§ Required work:
a – Answer each of these questions using the essay on the Columbus statue:
(i) In which city was the smaller statue gifted to Spain built?
(ii) Where was the statue in New York's Columbus Circle made?
(iii) How many tons of bronze made up the monumental statue?
b – Resume the essay on the Columbus statue, beginning after its final sentence.

§ Extracted text:
-- BEGIN --
If all maps are claims of an ability to take possession or claim of space, the statue was a powerful speech act. If unuttered, and never built, the speech act that echoed Columbus’ historical worlds at centuries remove echoed the intermediary role long celebrated as if the mariner were a hardly disembodied if spatially removed agent of the Spanish king, an emissary to the new world, a former wool-carder now dignified as a delegate of royal authority in a New World. The terrain is now known, but would have inflated Trump Properties as more than a brand, but a global property, a player on a global stage with properties far outside New York, and tied to new Trump Towers to be built in Moscow, as the statue that Russian leaders had long sought to present to American Presidents in the previous years as an image of sovereign authority they felt was molded to American global claims in a post-Cold War world was recycled Did it contain spying devises, or serve to smuggle precious metals into the United States, as had a statue, smaller, that was gifted to Spain several years earlier, on the quincentenary of the Colombian voyage, when it was built in Seville, unfurling an actual map of discovery, as if to show his transatlantic route to monarchs? The statue, also the work of Zurab Tsteretelli, foregrounded the notion of transit across the oceans more centrally.

In both monumental statues of the fifteenth century navigator, Columbus was far less of an independent agent, making his case, as in New York’s Columbus Circle, in a statue made in Rome a hundred year’s previous that showed Columbus speaking to the New World as natives cowered to the side–

–but an agent in a hidden network of interests, typical of the globalized world, no doubt, more than an image of unbounded optimism, where the figure of Columbus was a self-made man, able to negotiate royal authority with the theater of unmapped lands on the shores he had arrived at the end of a long journey: this statue seemed to command all it surveyed.

The extraordinarily unimated statue of the chiseled face navigator recycled a language of banal spectacularity, of course–as if it expected to be looked at and admired. The 6,500 tons of sub-export grade bronze, perhaps melted down Lenin statues, fabricated an image of global authority but seemed to cement a deal between Trump and Russian backers. The statue was without any actual foundation, saved poured concrete, but may well offer evidence of the future President’s ties to Russian elites, but his acceptance of a myth of the wholesale fabrication of authority, a proposition with no historical basis or referent, dignifying in the most prominent manner both the colonialist discredited navigator, and elevating Trump’s most recent Manhattan property development in a gaudy image of patriotism. Some feet taller than the Statue of Liberty, if to be seen from far closer in Manhattan, the monumental bronze seemed to inflate Trump’s own sense of authority, and adoption of American identity, trading in myths, surfaces, superficiality, and grandiosity in a reinvention of his sense of historical grandeur.
-- END --
§ Data records:
-- BEGIN --
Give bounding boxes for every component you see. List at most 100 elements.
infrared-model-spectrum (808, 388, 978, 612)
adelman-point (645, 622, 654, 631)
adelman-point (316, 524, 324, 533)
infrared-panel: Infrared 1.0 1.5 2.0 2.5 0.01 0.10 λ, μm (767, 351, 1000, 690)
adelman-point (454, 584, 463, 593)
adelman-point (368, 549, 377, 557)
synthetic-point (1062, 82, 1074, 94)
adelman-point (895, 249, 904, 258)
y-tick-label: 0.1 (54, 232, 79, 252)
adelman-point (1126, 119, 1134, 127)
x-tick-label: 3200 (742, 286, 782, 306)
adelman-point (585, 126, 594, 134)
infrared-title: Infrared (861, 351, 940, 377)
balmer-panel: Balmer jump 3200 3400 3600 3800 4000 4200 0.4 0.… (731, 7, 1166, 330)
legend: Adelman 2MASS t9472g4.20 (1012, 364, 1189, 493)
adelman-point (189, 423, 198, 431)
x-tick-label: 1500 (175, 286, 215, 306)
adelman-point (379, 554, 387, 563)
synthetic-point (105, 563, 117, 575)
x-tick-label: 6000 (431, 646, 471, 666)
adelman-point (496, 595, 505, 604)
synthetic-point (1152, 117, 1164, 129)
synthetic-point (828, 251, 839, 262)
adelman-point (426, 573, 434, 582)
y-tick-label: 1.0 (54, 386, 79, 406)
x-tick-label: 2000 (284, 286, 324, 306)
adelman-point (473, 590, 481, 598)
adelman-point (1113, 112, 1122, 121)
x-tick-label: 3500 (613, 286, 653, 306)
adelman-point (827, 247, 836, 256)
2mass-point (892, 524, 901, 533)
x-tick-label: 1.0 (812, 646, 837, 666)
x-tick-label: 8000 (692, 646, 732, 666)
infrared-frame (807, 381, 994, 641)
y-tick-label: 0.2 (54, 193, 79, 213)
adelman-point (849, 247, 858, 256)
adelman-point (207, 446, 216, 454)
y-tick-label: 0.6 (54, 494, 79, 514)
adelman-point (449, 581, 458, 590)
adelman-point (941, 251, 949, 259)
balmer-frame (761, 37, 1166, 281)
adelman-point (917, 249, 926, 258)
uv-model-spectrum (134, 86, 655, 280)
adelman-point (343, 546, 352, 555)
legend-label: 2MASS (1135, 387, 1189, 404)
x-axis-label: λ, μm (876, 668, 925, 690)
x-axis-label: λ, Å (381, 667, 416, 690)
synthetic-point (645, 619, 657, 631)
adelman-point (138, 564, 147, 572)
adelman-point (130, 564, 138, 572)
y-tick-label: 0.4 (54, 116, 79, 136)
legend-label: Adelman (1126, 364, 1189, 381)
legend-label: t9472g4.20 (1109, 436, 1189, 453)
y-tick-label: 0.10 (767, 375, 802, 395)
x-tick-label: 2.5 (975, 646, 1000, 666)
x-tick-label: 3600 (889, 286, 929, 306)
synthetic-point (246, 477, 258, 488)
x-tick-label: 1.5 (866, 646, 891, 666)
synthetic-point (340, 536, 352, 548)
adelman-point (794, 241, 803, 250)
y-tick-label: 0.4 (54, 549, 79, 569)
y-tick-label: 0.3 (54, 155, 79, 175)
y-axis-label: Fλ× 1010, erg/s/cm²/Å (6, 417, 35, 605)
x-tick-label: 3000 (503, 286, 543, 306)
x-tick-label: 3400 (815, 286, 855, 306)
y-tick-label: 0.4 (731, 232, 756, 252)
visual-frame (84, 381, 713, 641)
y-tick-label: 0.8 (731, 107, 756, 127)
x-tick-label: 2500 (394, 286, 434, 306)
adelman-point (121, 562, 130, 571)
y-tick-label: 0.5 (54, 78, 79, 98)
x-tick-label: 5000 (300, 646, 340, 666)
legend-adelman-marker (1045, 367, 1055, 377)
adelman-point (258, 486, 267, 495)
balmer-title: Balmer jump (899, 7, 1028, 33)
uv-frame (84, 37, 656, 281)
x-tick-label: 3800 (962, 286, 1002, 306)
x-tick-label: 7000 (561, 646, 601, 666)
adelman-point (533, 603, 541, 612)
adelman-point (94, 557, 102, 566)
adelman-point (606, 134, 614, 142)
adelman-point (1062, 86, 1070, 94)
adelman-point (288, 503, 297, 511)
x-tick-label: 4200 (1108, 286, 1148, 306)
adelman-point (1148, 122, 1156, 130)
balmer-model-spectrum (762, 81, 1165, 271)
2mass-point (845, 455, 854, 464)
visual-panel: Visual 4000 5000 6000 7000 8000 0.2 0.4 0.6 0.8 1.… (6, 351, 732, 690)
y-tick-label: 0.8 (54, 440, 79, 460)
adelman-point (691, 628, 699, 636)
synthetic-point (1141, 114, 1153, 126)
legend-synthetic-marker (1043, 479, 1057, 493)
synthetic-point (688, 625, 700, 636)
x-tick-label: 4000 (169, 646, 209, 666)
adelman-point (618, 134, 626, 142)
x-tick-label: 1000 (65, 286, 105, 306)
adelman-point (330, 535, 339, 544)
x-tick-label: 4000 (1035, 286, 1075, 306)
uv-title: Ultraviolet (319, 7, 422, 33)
-- END --
§ The responses:
a –
(i) Seville.
(ii) Rome.
(iii) 6,500 tons.

b –
But history is hysterical, if you interrogate it closely, and the glorification of discovery in this monument to a navigator in a harbor first explored by Hendrik Hudson, who sailed up in search of an elusive Northwest Passage to Asia, having failed in his attempt to secure a circumpolar passage for Russians of the London-based Muscovy Company, eager to discover a new passage to Asia and of circumpolar navigation, as he now sailed his Discovery in search of an elusive Northwest Passage for the East India Company, having hit the polar ice pack in Novaya Zembla in previous years; Hudson believed two passages of water led to the Pacific, and led his crew up New York harbor–to the current Hudson Bay, until they mutinied, tragically stranding him, as crew of Discovery left him in a small ship, as they returned to England, on a voyage that was one of the more popular maps of transatlantic transit, based on the account of one mate, Abacus Picket, who returned to describe the transatlantic journey, showing Hudson stranded at one of the points where he sought passage.


The first map of the Hudson was a celebration of discovery, as it turns out, but the pedestal of the massive unbuilt statue would suggest a map that Colomubus followed, but the navigator seemed chosen to celebrate had little to do with Hudson, or his work for the Muscovy Company, but was to be given by the Russian people, and Mayor of Moscow, almost four hundred years later, on the river named after Hudson, and may well have marked the new stream of funds running across the Atlantic in the post-soviet era into Trump Properties in Manhattan, inaugurating a New World of transatlantic ties–a mapping of global ties that was long strong in the cartographic imaginary of Russians. While Discovery, unlike Columbus, sailed up the North American River, Russian oligarchs proposed locating Discovery of the New World, the massive statue that was cast in Moscow on Trump Properties in Manhattan–at an opportune time.
The weighty bronze statue was never built on the Trump properties that it would be an advertisement and triumphal celebration of, as well as a new symbol of Donald Trump’s most recent gambit–Trump International–an outsized image of lucre, the modern version of the Colossus of Rhodes that would be stand in rezoned landfill off Manhattan’s shore, heralding as a new exclusive real estate development in 1997, and the return of Trump to a global state, with support from Russian oligarchs: the image of Trump, reinvigorated from a trip to Moscow to speculate on a Trump Tower Moscow, seemed poised to transport a new global wonder to New York, as he began refashioning his austerely designed apartment in Trump Tower in gold-inlay Louis XIV style. Was not the massive statue a monument to himself, for Trump the Realtor, worth consideration as an attempt to reposition himself on a world map?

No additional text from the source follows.